**Text provided:**
========
I hope I got all that right.

More tomorrow, assuming the Internet connection holds up.

Comments (2)

Linkers part 11

Archives

Archives are a traditional Unix package format. They are created by the ar program, and they are normally named with a .a extension. Archives are passed to a Unix linker with the -l option.

Although the ar program is capable of creating an archive from any type of file, it is normally used to put object files into an archive. When it is used in this way, it creates a symbol table for the archive. The symbol table lists all the symbols defined by any object file in the archive, and for each symbol indicates which object file defines it. Originally the symbol table was created by the ranlib program, but these days it is always created by ar by default (despite this, many Makefiles continue to run ranlib unnecessarily).

When the linker sees an archive, it looks at the archive’s symbol table. For each symbol the linker checks whether it has seen an undefined reference to that symbol without seeing a definition. If that is the case, it pulls the object file out of the archive and includes it in the link. In other words, the linker pulls in all the object files which defines symbols which are referenced but not yet defined.

This operation repeats until no more symbols can be defined by the archive. This permits object files in an archive to refer to symbols defined by other object files in the same archive, without worrying about the order in which they appear.

Note that the linker considers an archive in its position on the command line relative to other object files and archives. If an object file appears after an archive on the command line, that archive will not be used to defined symbols referenced by the object file.

In general the linker will not include archives if they provide a definition for a common symbol. You will recall that if the linker sees a common symbol followed by a defined symbol with the same name, it will treat the common symbol as an undefined reference. That will only happen if there is some other reason to include the defined symbol in the link; the defined symbol will not be pulled in from the archive.

There was an interesting twist for common symbols in archives on old a.out-based SunOS systems. If the linker saw a common symbol, and then saw a common symbol in an archive, it would not include the object file from the archive, but it would change the size of the common symbol to the size in the archive if that were larger than the current size. The C library relied on this behaviour when implementing the stdin variable.

My next posting should be on Monday.

Comments (11)

Linkers part 10

Parallel Linking

It is possible to parallelize the linking process somewhat. This can help hide I/O latency and can take better advantage of modern multi-core systems. My intention with gold is to use these ideas to speed up the linking process.

The first area which can be parallelized is reading the symbols and relocation entries of all the input files. The symbols must be processed in order; otherwise, it will be difficult for the linker to resolve multiple definitions correctly. In particular all the symbols which are used before an archive must be fully processed before the archive is processed, or the linker won’t know which members of the archive to include in the link (I guess I haven’t talked about archives yet). However, despite these ordering requirements, it can be beneficial to do the actual I/O in parallel.
========
**Listed records:**
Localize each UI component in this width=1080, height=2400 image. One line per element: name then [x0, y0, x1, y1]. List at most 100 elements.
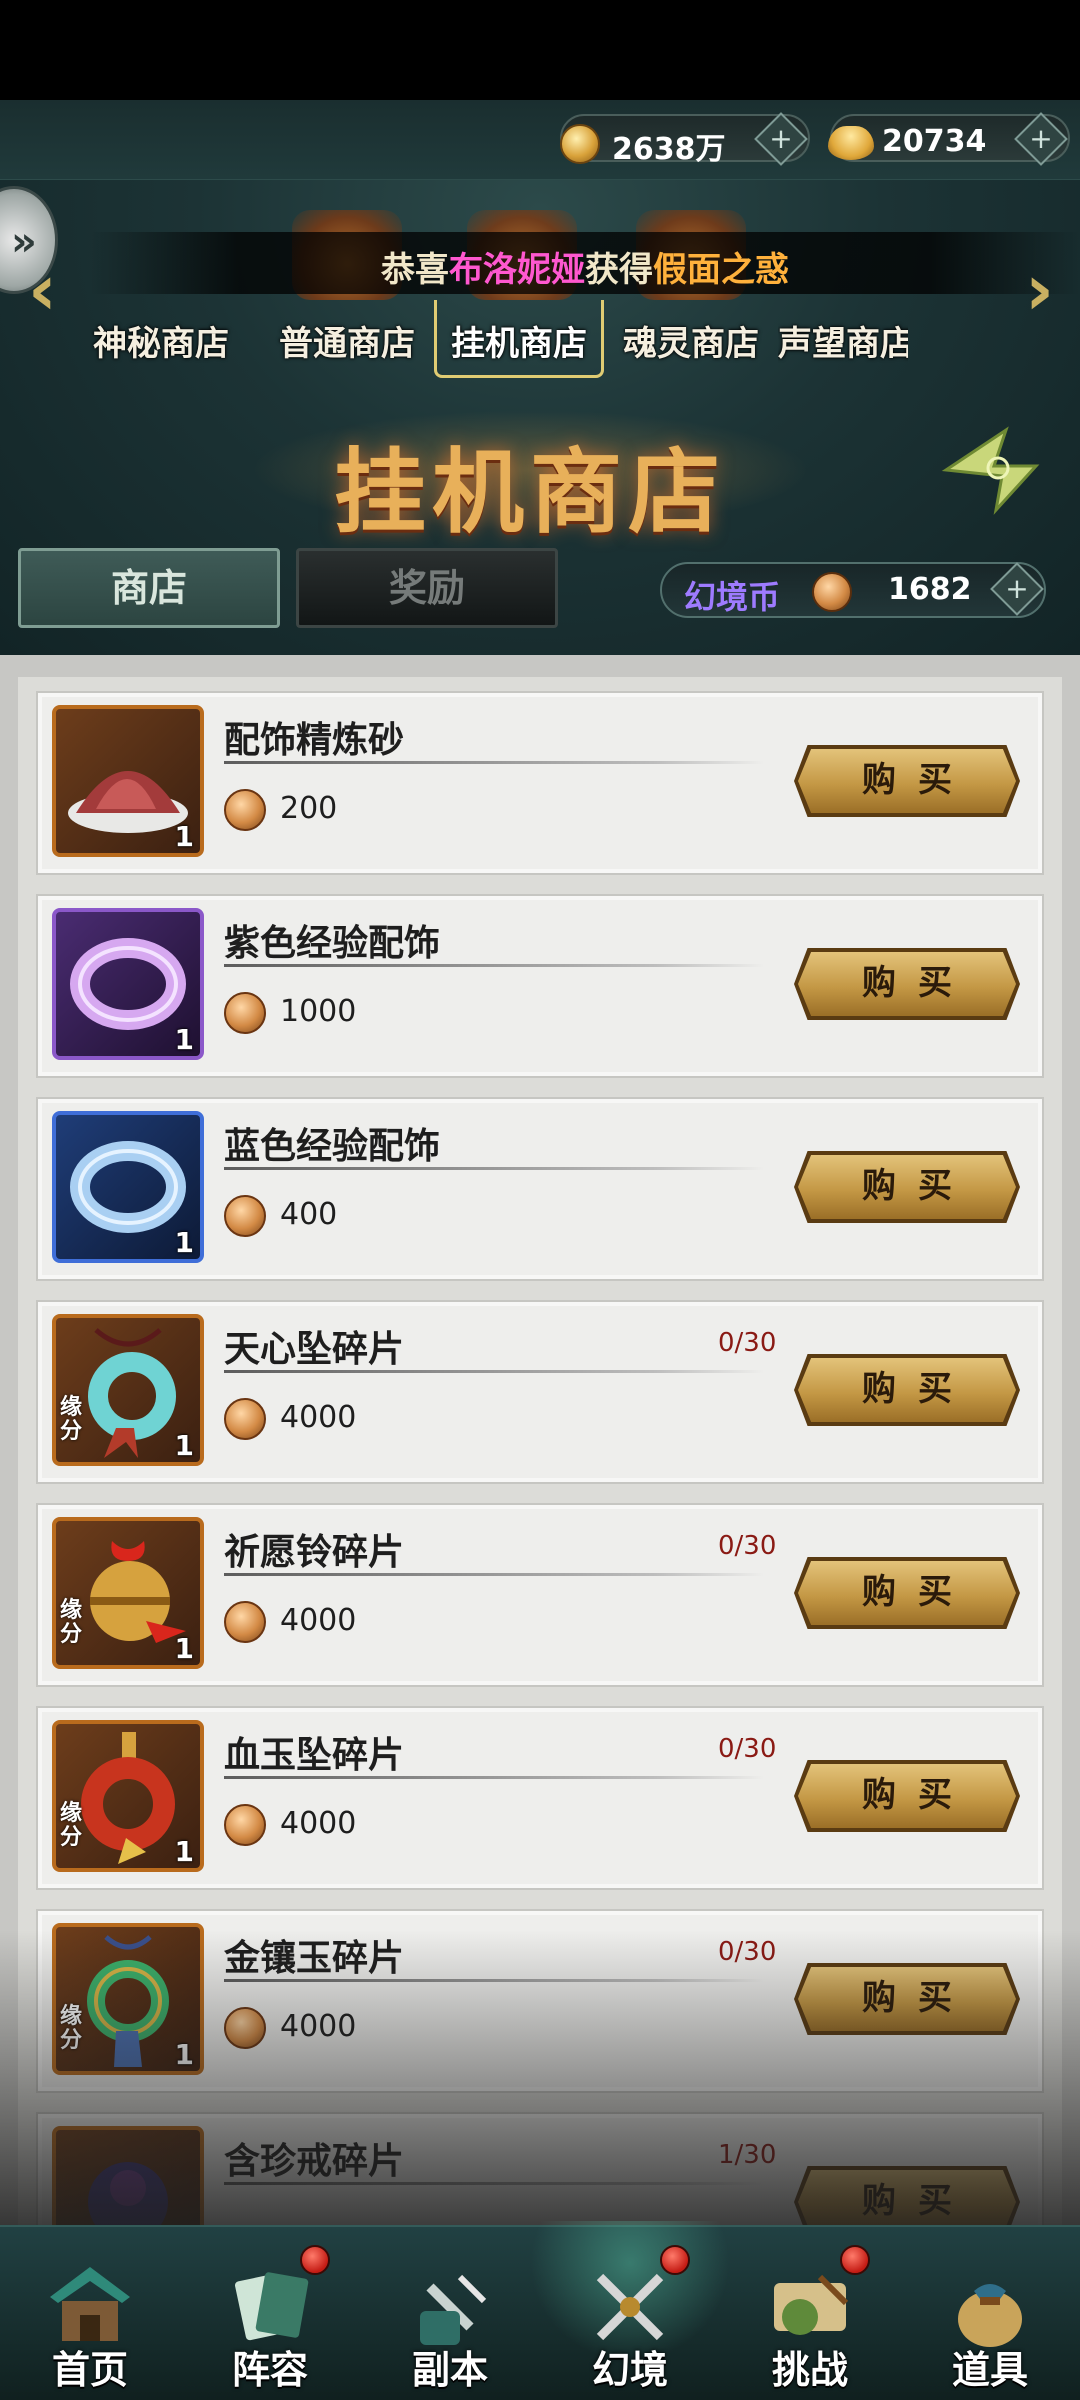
illusion-coin-icon	[224, 1804, 266, 1846]
item-icon-frame[interactable]: 1	[52, 908, 204, 1060]
purchase-limit: 0/30	[718, 1734, 777, 1764]
gold-display: 2638万 +	[560, 112, 810, 167]
next-shop-arrow-icon[interactable]: ›	[1025, 255, 1054, 325]
coin-icon	[560, 124, 600, 164]
shop-item-row: 缘分 1 祈愿铃碎片 0/30 4000 购买	[36, 1503, 1044, 1687]
prev-shop-arrow-icon[interactable]: ‹	[28, 255, 57, 325]
item-quantity: 1	[174, 820, 194, 853]
announcement-text: 恭喜布洛妮娅获得假面之惑	[381, 250, 789, 290]
item-quantity: 1	[174, 1429, 194, 1462]
nav-label: 首页	[51, 2348, 128, 2392]
shop-item-row: 1 蓝色经验配饰 400 购买	[36, 1097, 1044, 1281]
shop-tab-label: 神秘商店	[93, 324, 229, 364]
buy-button[interactable]: 购买	[798, 1764, 1016, 1828]
shop-tab-label: 普通商店	[279, 324, 415, 364]
item-name: 祈愿铃碎片	[224, 1532, 405, 1573]
item-name: 血玉坠碎片	[224, 1735, 405, 1776]
currency-value: 1682	[888, 572, 972, 607]
nav-label: 挑战	[771, 2348, 848, 2392]
divider	[224, 1167, 764, 1170]
bottom-nav: 首页 阵容 副本 幻境 挑战 道具	[0, 2221, 1080, 2400]
item-price: 4000	[280, 1603, 357, 1638]
divider	[224, 1370, 764, 1373]
list-fade-overlay	[0, 1930, 1080, 2225]
shop-tab-4[interactable]: 声望商店	[778, 300, 908, 380]
shop-item-row: 缘分 1 血玉坠碎片 0/30 4000 购买	[36, 1706, 1044, 1890]
add-ingot-button[interactable]: +	[1014, 112, 1068, 166]
item-icon-frame[interactable]: 缘分 1	[52, 1314, 204, 1466]
buy-button[interactable]: 购买	[798, 1155, 1016, 1219]
nav-item-3[interactable]: 幻境	[530, 2221, 730, 2400]
ingot-display: 20734 +	[828, 112, 1070, 166]
divider	[224, 761, 764, 764]
tab-store[interactable]: 商店	[18, 548, 280, 628]
shop-tab-3[interactable]: 魂灵商店	[606, 210, 776, 380]
add-currency-button[interactable]: +	[990, 562, 1044, 616]
item-fate-tag: 缘分	[60, 1598, 83, 1647]
nav-item-0[interactable]: 首页	[0, 2227, 180, 2400]
nav-label: 阵容	[231, 2348, 308, 2392]
status-bar	[0, 0, 1080, 100]
item-icon-frame[interactable]: 缘分 1	[52, 1517, 204, 1669]
nav-item-5[interactable]: 道具	[900, 2227, 1080, 2400]
illusion-coin-icon	[812, 572, 852, 612]
notification-badge	[840, 2245, 870, 2275]
shop-item-row: 缘分 1 天心坠碎片 0/30 4000 购买	[36, 1300, 1044, 1484]
purchase-limit: 0/30	[718, 1531, 777, 1561]
nav-item-1[interactable]: 阵容	[180, 2227, 360, 2400]
divider	[224, 1776, 764, 1779]
item-name: 天心坠碎片	[224, 1329, 405, 1370]
item-price: 400	[280, 1197, 338, 1232]
shop-tab-label: 声望商店	[778, 324, 908, 364]
illusion-coin-icon	[224, 1195, 266, 1237]
shop-item-row: 1 配饰精炼砂 200 购买	[36, 691, 1044, 875]
shop-item-row: 1 紫色经验配饰 1000 购买	[36, 894, 1044, 1078]
illusion-coin-icon	[224, 789, 266, 831]
nav-label: 道具	[951, 2348, 1028, 2392]
shop-tab-label: 魂灵商店	[623, 324, 759, 364]
item-price: 4000	[280, 1806, 357, 1841]
item-quantity: 1	[174, 1226, 194, 1259]
item-icon-frame[interactable]: 1	[52, 1111, 204, 1263]
nav-item-2[interactable]: 副本	[360, 2227, 540, 2400]
tab-reward[interactable]: 奖励	[296, 548, 558, 628]
illusion-currency-display: 幻境币 1682 +	[660, 562, 1046, 618]
notification-badge	[300, 2245, 330, 2275]
item-price: 4000	[280, 1400, 357, 1435]
announcement-player: 布洛妮娅	[449, 250, 585, 290]
buy-button[interactable]: 购买	[798, 952, 1016, 1016]
illusion-emblem-icon[interactable]	[936, 420, 1046, 520]
item-name: 蓝色经验配饰	[224, 1126, 441, 1167]
resource-bar: 2638万 + 20734 +	[0, 100, 1080, 180]
item-icon-frame[interactable]: 1	[52, 705, 204, 857]
ingot-value: 20734	[882, 124, 987, 159]
shop-tab-0[interactable]: 神秘商店	[90, 300, 260, 380]
item-quantity: 1	[174, 1835, 194, 1868]
page-title-banner: 挂机商店	[250, 400, 810, 546]
shop-tab-label: 挂机商店	[451, 324, 587, 364]
divider	[224, 1573, 764, 1576]
nav-label: 幻境	[591, 2348, 668, 2392]
item-quantity: 1	[174, 1023, 194, 1056]
gold-value: 2638万	[612, 132, 726, 167]
currency-label: 幻境币	[684, 578, 781, 616]
page-title: 挂机商店	[333, 438, 726, 546]
add-gold-button[interactable]: +	[754, 112, 808, 166]
buy-button[interactable]: 购买	[798, 1358, 1016, 1422]
shop-tab-2[interactable]: 挂机商店	[434, 210, 604, 378]
nav-label: 副本	[411, 2348, 488, 2392]
illusion-coin-icon	[224, 992, 266, 1034]
buy-button[interactable]: 购买	[798, 1561, 1016, 1625]
item-price: 200	[280, 791, 338, 826]
nav-item-4[interactable]: 挑战	[720, 2227, 900, 2400]
item-name: 配饰精炼砂	[224, 720, 405, 761]
notification-badge	[660, 2245, 690, 2275]
item-icon-frame[interactable]: 缘分 1	[52, 1720, 204, 1872]
ingot-icon	[828, 126, 874, 160]
buy-button[interactable]: 购买	[798, 749, 1016, 813]
divider	[224, 964, 764, 967]
item-name: 紫色经验配饰	[224, 923, 441, 964]
item-fate-tag: 缘分	[60, 1801, 83, 1850]
announcement-item: 假面之惑	[653, 250, 789, 290]
shop-tab-1[interactable]: 普通商店	[262, 210, 432, 380]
========
**What you will do:** Can you reproduce, word for word, the part of the linker text above from "Comments (11)" to "the linking process."?

**Result for this task:**
Comments (11)

Linkers part 10

Parallel Linking

It is possible to parallelize the linking process somewhat. This can help hide I/O latency and can take better advantage of modern multi-core systems. My intention with gold is to use these ideas to speed up the linking process.